--- begin DATA FOR THE TASK ---

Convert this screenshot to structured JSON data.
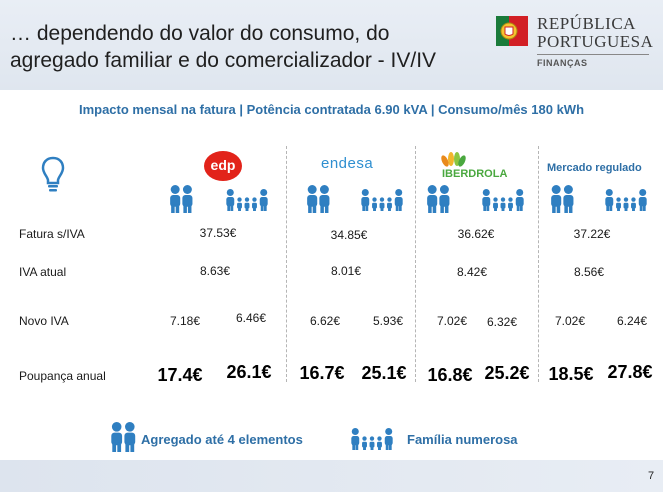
{
  "header": {
    "title_line1": "… dependendo do valor do consumo, do",
    "title_line2": "agregado familiar e do comercializador - IV/IV",
    "logo_line1": "REPÚBLICA",
    "logo_line2": "PORTUGUESA",
    "logo_line3": "FINANÇAS"
  },
  "subtitle": "Impacto mensal na fatura | Potência contratada 6.90 kVA | Consumo/mês 180 kWh",
  "rows": {
    "fatura": "Fatura s/IVA",
    "iva_atual": "IVA atual",
    "novo_iva": "Novo IVA",
    "poupanca": "Poupança anual"
  },
  "providers": [
    {
      "name": "edp",
      "fatura": "37.53€",
      "iva_atual": "8.63€",
      "novo_iva_small": "7.18€",
      "novo_iva_large": "6.46€",
      "poupanca_small": "17.4€",
      "poupanca_large": "26.1€"
    },
    {
      "name": "endesa",
      "fatura": "34.85€",
      "iva_atual": "8.01€",
      "novo_iva_small": "6.62€",
      "novo_iva_large": "5.93€",
      "poupanca_small": "16.7€",
      "poupanca_large": "25.1€"
    },
    {
      "name": "IBERDROLA",
      "fatura": "36.62€",
      "iva_atual": "8.42€",
      "novo_iva_small": "7.02€",
      "novo_iva_large": "6.32€",
      "poupanca_small": "16.8€",
      "poupanca_large": "25.2€"
    },
    {
      "name": "Mercado regulado",
      "fatura": "37.22€",
      "iva_atual": "8.56€",
      "novo_iva_small": "7.02€",
      "novo_iva_large": "6.24€",
      "poupanca_small": "18.5€",
      "poupanca_large": "27.8€"
    }
  ],
  "legend": {
    "small_family": "Agregado até 4 elementos",
    "large_family": "Família numerosa"
  },
  "page_number": "7",
  "colors": {
    "accent_blue": "#2e6fa6",
    "icon_blue": "#2f7fc1",
    "edp_red": "#e2231a",
    "iberdrola_green": "#4aa83f"
  },
  "icons": [
    "lightbulb-icon",
    "small-family-icon",
    "large-family-icon"
  ]
}
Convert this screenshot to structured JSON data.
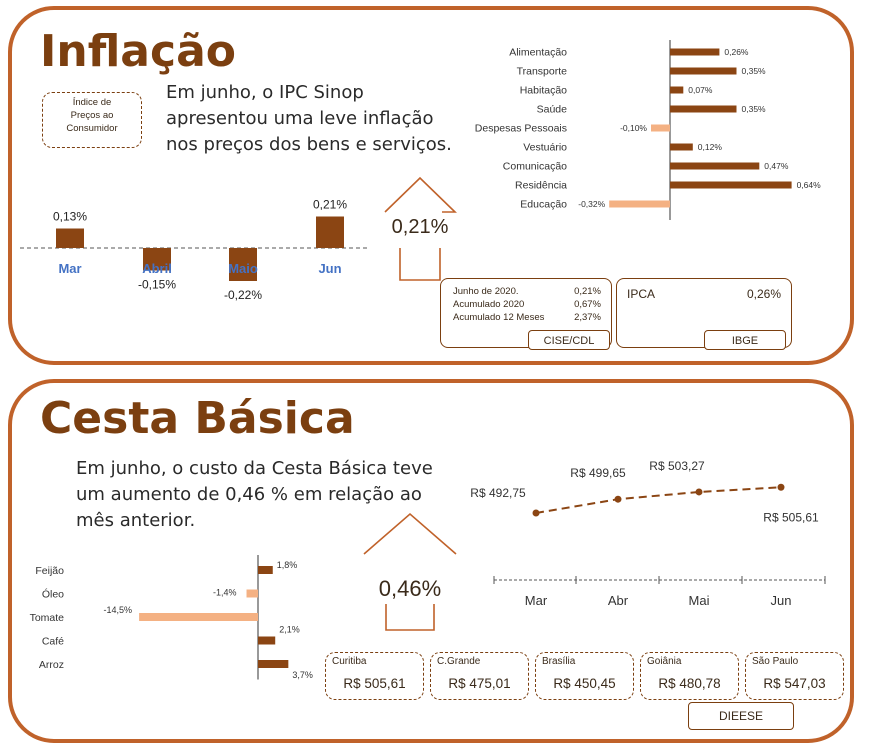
{
  "inflacao": {
    "title": "Inflação",
    "description": "Em junho, o IPC Sinop apresentou uma leve inflação nos preços dos bens e serviços.",
    "description_lines": [
      "Em junho, o IPC Sinop",
      "apresentou uma leve inflação",
      "nos preços dos bens e serviços."
    ],
    "index_box_lines": [
      "Índice de",
      "Preços ao",
      "Consumidor"
    ],
    "headline_value": "0,21%",
    "cise_box": {
      "rows": [
        {
          "label": "Junho de 2020.",
          "value": "0,21%"
        },
        {
          "label": "Acumulado 2020",
          "value": "0,67%"
        },
        {
          "label": "Acumulado 12 Meses",
          "value": "2,37%"
        }
      ],
      "source": "CISE/CDL"
    },
    "ibge_box": {
      "label": "IPCA",
      "value": "0,26%",
      "source": "IBGE"
    }
  },
  "cesta": {
    "title": "Cesta Básica",
    "description": "Em junho, o custo da Cesta Básica teve um aumento de 0,46 % em relação ao mês anterior.",
    "description_lines": [
      "Em junho, o custo da Cesta Básica teve",
      "um aumento de 0,46 %  em relação ao",
      "mês anterior."
    ],
    "headline_value": "0,46%",
    "cities": [
      {
        "name": "Curitiba",
        "value": "R$ 505,61"
      },
      {
        "name": "C.Grande",
        "value": "R$ 475,01"
      },
      {
        "name": "Brasília",
        "value": "R$ 450,45"
      },
      {
        "name": "Goiânia",
        "value": "R$ 480,78"
      },
      {
        "name": "São Paulo",
        "value": "R$ 547,03"
      }
    ],
    "source": "DIEESE"
  },
  "colors": {
    "primary": "#8b4513",
    "light": "#f4b183",
    "border": "#c0622a",
    "axis_label": "#4472c4"
  },
  "chart_data": [
    {
      "type": "bar",
      "categories": [
        "Mar",
        "Abril",
        "Maio",
        "Jun"
      ],
      "values": [
        0.13,
        -0.15,
        -0.22,
        0.21
      ],
      "labels": [
        "0,13%",
        "-0,15%",
        "-0,22%",
        "0,21%"
      ]
    },
    {
      "type": "bar",
      "orientation": "horizontal",
      "categories": [
        "Alimentação",
        "Transporte",
        "Habitação",
        "Saúde",
        "Despesas Pessoais",
        "Vestuário",
        "Comunicação",
        "Residência",
        "Educação"
      ],
      "values": [
        0.26,
        0.35,
        0.07,
        0.35,
        -0.1,
        0.12,
        0.47,
        0.64,
        -0.32
      ],
      "labels": [
        "0,26%",
        "0,35%",
        "0,07%",
        "0,35%",
        "-0,10%",
        "0,12%",
        "0,47%",
        "0,64%",
        "-0,32%"
      ]
    },
    {
      "type": "bar",
      "orientation": "horizontal",
      "categories": [
        "Feijão",
        "Óleo",
        "Tomate",
        "Café",
        "Arroz"
      ],
      "values": [
        1.8,
        -1.4,
        -14.5,
        2.1,
        3.7
      ],
      "labels": [
        "1,8%",
        "-1,4%",
        "-14,5%",
        "2,1%",
        "3,7%"
      ]
    },
    {
      "type": "line",
      "categories": [
        "Mar",
        "Abr",
        "Mai",
        "Jun"
      ],
      "values": [
        492.75,
        499.65,
        503.27,
        505.61
      ],
      "labels": [
        "R$ 492,75",
        "R$ 499,65",
        "R$ 503,27",
        "R$ 505,61"
      ]
    }
  ]
}
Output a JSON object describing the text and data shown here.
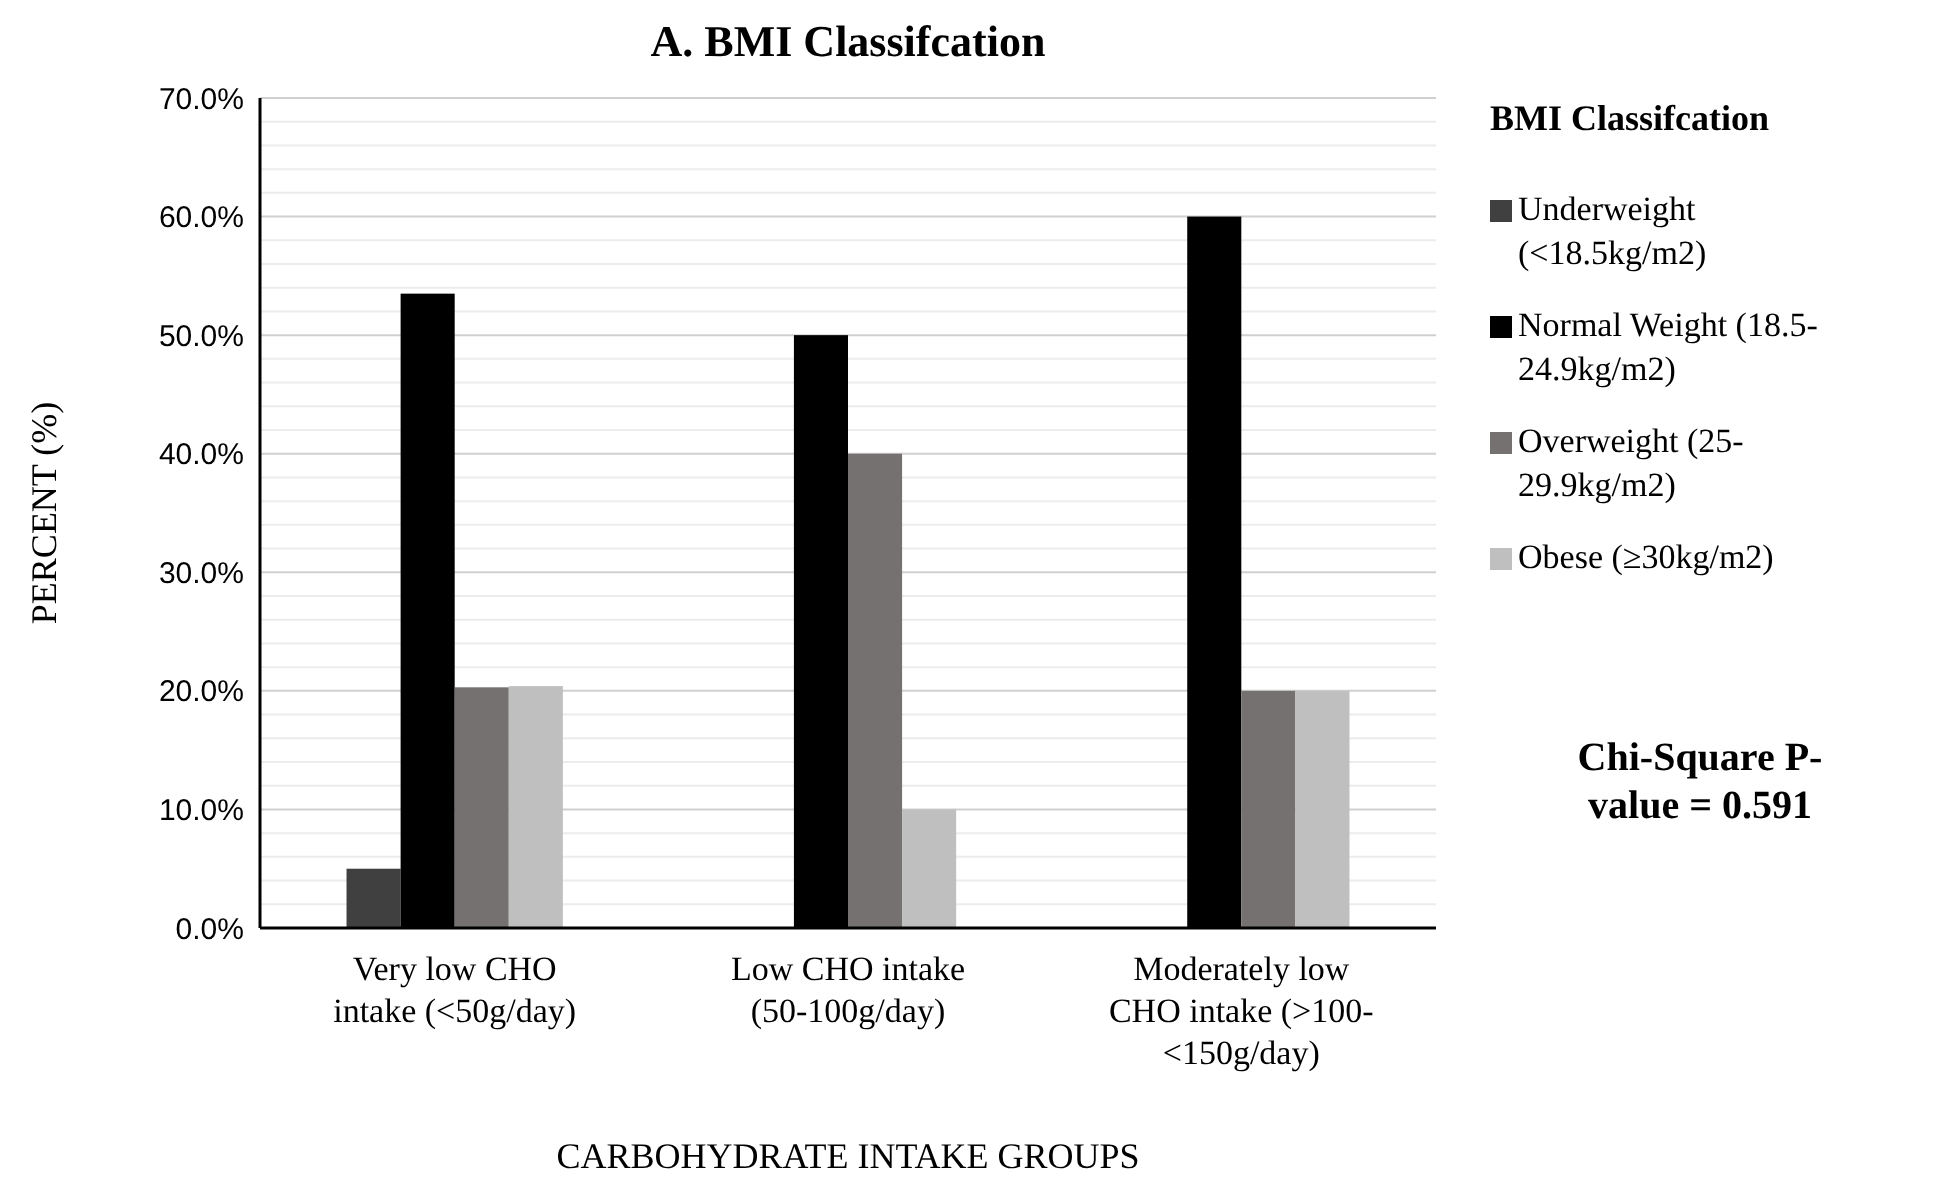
{
  "chart_data": {
    "type": "bar",
    "title": "A. BMI Classifcation",
    "xlabel": "CARBOHYDRATE INTAKE GROUPS",
    "ylabel": "PERCENT (%)",
    "legend_title": "BMI Classifcation",
    "categories": [
      "Very low CHO intake (<50g/day)",
      "Low CHO intake (50-100g/day)",
      "Moderately low CHO intake (>100-<150g/day)"
    ],
    "series": [
      {
        "name": "Underweight (<18.5kg/m2)",
        "color": "#404040",
        "values": [
          5.0,
          0,
          0
        ]
      },
      {
        "name": "Normal Weight (18.5-24.9kg/m2)",
        "color": "#000000",
        "values": [
          53.5,
          50.0,
          60.0
        ]
      },
      {
        "name": "Overweight (25-29.9kg/m2)",
        "color": "#767171",
        "values": [
          20.3,
          40.0,
          20.0
        ]
      },
      {
        "name": "Obese (≥30kg/m2)",
        "color": "#bfbfbf",
        "values": [
          20.4,
          10.0,
          20.0
        ]
      }
    ],
    "ylim": [
      0,
      70
    ],
    "yticks": [
      {
        "value": 0,
        "label": "0.0%"
      },
      {
        "value": 10,
        "label": "10.0%"
      },
      {
        "value": 20,
        "label": "20.0%"
      },
      {
        "value": 30,
        "label": "30.0%"
      },
      {
        "value": 40,
        "label": "40.0%"
      },
      {
        "value": 50,
        "label": "50.0%"
      },
      {
        "value": 60,
        "label": "60.0%"
      },
      {
        "value": 70,
        "label": "70.0%"
      }
    ],
    "grid": "y",
    "legend": "right",
    "annotations": [
      "Chi-Square P-value = 0.591"
    ]
  }
}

--- end DATA FOR THE TASK ---

* _CHALLENGE_
Search the data above for lines holding "Classifcation" and copy each of them.

* _TASK OUTPUT_
    "title": "A. BMI Classifcation",
    "legend_title": "BMI Classifcation",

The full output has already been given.